*What you need to do:* Print the full listing exactly.

** Begin Data extract **

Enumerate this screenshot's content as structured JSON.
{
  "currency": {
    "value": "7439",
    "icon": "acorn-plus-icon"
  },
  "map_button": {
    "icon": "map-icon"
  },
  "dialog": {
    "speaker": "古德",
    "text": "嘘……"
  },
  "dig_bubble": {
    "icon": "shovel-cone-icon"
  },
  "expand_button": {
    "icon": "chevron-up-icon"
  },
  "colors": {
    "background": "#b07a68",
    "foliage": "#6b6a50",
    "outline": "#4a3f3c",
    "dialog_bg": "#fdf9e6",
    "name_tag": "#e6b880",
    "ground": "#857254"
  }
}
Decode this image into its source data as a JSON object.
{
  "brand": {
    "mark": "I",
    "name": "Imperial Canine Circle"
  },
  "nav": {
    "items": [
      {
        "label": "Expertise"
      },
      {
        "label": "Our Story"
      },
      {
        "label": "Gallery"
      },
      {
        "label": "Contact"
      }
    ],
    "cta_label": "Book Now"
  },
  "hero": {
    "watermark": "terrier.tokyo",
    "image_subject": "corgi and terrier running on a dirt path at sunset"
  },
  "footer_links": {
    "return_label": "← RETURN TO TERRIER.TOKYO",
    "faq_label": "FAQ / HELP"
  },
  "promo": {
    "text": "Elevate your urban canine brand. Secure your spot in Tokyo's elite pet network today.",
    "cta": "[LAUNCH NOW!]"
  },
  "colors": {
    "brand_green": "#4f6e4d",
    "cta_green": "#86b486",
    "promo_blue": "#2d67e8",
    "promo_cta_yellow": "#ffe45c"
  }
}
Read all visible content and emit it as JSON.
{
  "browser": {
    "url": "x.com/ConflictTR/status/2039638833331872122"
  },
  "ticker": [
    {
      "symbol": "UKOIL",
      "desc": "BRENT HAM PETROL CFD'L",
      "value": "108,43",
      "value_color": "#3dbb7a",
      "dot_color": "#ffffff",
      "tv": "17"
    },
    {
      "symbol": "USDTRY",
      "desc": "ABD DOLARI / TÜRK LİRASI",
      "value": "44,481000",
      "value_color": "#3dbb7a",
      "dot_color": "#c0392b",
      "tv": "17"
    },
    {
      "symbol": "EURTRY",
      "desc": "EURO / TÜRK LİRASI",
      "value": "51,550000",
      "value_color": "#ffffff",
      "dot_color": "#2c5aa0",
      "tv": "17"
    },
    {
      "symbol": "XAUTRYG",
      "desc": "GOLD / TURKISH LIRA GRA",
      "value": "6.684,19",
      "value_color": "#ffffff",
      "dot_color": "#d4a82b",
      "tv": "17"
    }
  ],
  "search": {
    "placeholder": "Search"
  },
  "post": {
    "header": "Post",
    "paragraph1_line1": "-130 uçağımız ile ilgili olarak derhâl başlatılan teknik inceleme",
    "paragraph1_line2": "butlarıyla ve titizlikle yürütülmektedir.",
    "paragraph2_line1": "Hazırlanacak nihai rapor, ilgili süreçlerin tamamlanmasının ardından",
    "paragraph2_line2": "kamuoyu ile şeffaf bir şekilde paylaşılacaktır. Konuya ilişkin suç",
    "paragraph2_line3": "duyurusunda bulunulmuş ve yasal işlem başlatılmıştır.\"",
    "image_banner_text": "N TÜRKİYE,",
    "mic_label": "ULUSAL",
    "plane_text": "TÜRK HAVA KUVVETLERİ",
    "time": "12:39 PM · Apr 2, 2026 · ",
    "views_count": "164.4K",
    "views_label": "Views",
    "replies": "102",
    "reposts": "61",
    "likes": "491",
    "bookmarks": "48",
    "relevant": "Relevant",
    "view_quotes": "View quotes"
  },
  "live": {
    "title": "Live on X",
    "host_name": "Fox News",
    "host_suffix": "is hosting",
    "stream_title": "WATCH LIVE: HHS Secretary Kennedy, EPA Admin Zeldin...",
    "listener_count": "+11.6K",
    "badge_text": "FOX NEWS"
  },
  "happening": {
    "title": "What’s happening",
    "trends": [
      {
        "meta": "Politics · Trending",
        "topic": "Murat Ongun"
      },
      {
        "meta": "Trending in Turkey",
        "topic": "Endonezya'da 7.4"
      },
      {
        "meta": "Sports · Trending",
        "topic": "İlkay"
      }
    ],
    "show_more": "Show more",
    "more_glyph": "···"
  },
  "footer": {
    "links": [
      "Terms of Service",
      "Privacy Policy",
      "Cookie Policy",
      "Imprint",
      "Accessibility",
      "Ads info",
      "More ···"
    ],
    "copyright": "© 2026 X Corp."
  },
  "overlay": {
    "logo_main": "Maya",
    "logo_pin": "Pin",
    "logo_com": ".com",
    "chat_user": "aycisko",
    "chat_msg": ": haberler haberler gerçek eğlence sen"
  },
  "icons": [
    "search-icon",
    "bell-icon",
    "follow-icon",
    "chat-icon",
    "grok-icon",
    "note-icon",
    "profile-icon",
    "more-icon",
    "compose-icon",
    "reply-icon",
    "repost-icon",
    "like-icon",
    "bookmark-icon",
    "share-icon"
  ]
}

** End Data extract **

*Solution to this problem:*
Enumerate this screenshot's content as structured JSON.
{
  "currency": {
    "value": "7439",
    "icon": "acorn-plus-icon"
  },
  "map_button": {
    "icon": "map-icon"
  },
  "dialog": {
    "speaker": "古德",
    "text": "嘘……"
  },
  "dig_bubble": {
    "icon": "shovel-cone-icon"
  },
  "expand_button": {
    "icon": "chevron-up-icon"
  },
  "colors": {
    "background": "#b07a68",
    "foliage": "#6b6a50",
    "outline": "#4a3f3c",
    "dialog_bg": "#fdf9e6",
    "name_tag": "#e6b880",
    "ground": "#857254"
  }
}
Decode this image into its source data as a JSON object.
{
  "brand": {
    "mark": "I",
    "name": "Imperial Canine Circle"
  },
  "nav": {
    "items": [
      {
        "label": "Expertise"
      },
      {
        "label": "Our Story"
      },
      {
        "label": "Gallery"
      },
      {
        "label": "Contact"
      }
    ],
    "cta_label": "Book Now"
  },
  "hero": {
    "watermark": "terrier.tokyo",
    "image_subject": "corgi and terrier running on a dirt path at sunset"
  },
  "footer_links": {
    "return_label": "← RETURN TO TERRIER.TOKYO",
    "faq_label": "FAQ / HELP"
  },
  "promo": {
    "text": "Elevate your urban canine brand. Secure your spot in Tokyo's elite pet network today.",
    "cta": "[LAUNCH NOW!]"
  },
  "colors": {
    "brand_green": "#4f6e4d",
    "cta_green": "#86b486",
    "promo_blue": "#2d67e8",
    "promo_cta_yellow": "#ffe45c"
  }
}
Read all visible content and emit it as JSON.
{
  "browser": {
    "url": "x.com/ConflictTR/status/2039638833331872122"
  },
  "ticker": [
    {
      "symbol": "UKOIL",
      "desc": "BRENT HAM PETROL CFD'L",
      "value": "108,43",
      "value_color": "#3dbb7a",
      "dot_color": "#ffffff",
      "tv": "17"
    },
    {
      "symbol": "USDTRY",
      "desc": "ABD DOLARI / TÜRK LİRASI",
      "value": "44,481000",
      "value_color": "#3dbb7a",
      "dot_color": "#c0392b",
      "tv": "17"
    },
    {
      "symbol": "EURTRY",
      "desc": "EURO / TÜRK LİRASI",
      "value": "51,550000",
      "value_color": "#ffffff",
      "dot_color": "#2c5aa0",
      "tv": "17"
    },
    {
      "symbol": "XAUTRYG",
      "desc": "GOLD / TURKISH LIRA GRA",
      "value": "6.684,19",
      "value_color": "#ffffff",
      "dot_color": "#d4a82b",
      "tv": "17"
    }
  ],
  "search": {
    "placeholder": "Search"
  },
  "post": {
    "header": "Post",
    "paragraph1_line1": "-130 uçağımız ile ilgili olarak derhâl başlatılan teknik inceleme",
    "paragraph1_line2": "butlarıyla ve titizlikle yürütülmektedir.",
    "paragraph2_line1": "Hazırlanacak nihai rapor, ilgili süreçlerin tamamlanmasının ardından",
    "paragraph2_line2": "kamuoyu ile şeffaf bir şekilde paylaşılacaktır. Konuya ilişkin suç",
    "paragraph2_line3": "duyurusunda bulunulmuş ve yasal işlem başlatılmıştır.\"",
    "image_banner_text": "N TÜRKİYE,",
    "mic_label": "ULUSAL",
    "plane_text": "TÜRK HAVA KUVVETLERİ",
    "time": "12:39 PM · Apr 2, 2026 · ",
    "views_count": "164.4K",
    "views_label": "Views",
    "replies": "102",
    "reposts": "61",
    "likes": "491",
    "bookmarks": "48",
    "relevant": "Relevant",
    "view_quotes": "View quotes"
  },
  "live": {
    "title": "Live on X",
    "host_name": "Fox News",
    "host_suffix": "is hosting",
    "stream_title": "WATCH LIVE: HHS Secretary Kennedy, EPA Admin Zeldin...",
    "listener_count": "+11.6K",
    "badge_text": "FOX NEWS"
  },
  "happening": {
    "title": "What’s happening",
    "trends": [
      {
        "meta": "Politics · Trending",
        "topic": "Murat Ongun"
      },
      {
        "meta": "Trending in Turkey",
        "topic": "Endonezya'da 7.4"
      },
      {
        "meta": "Sports · Trending",
        "topic": "İlkay"
      }
    ],
    "show_more": "Show more",
    "more_glyph": "···"
  },
  "footer": {
    "links": [
      "Terms of Service",
      "Privacy Policy",
      "Cookie Policy",
      "Imprint",
      "Accessibility",
      "Ads info",
      "More ···"
    ],
    "copyright": "© 2026 X Corp."
  },
  "overlay": {
    "logo_main": "Maya",
    "logo_pin": "Pin",
    "logo_com": ".com",
    "chat_user": "aycisko",
    "chat_msg": ": haberler haberler gerçek eğlence sen"
  },
  "icons": [
    "search-icon",
    "bell-icon",
    "follow-icon",
    "chat-icon",
    "grok-icon",
    "note-icon",
    "profile-icon",
    "more-icon",
    "compose-icon",
    "reply-icon",
    "repost-icon",
    "like-icon",
    "bookmark-icon",
    "share-icon"
  ]
}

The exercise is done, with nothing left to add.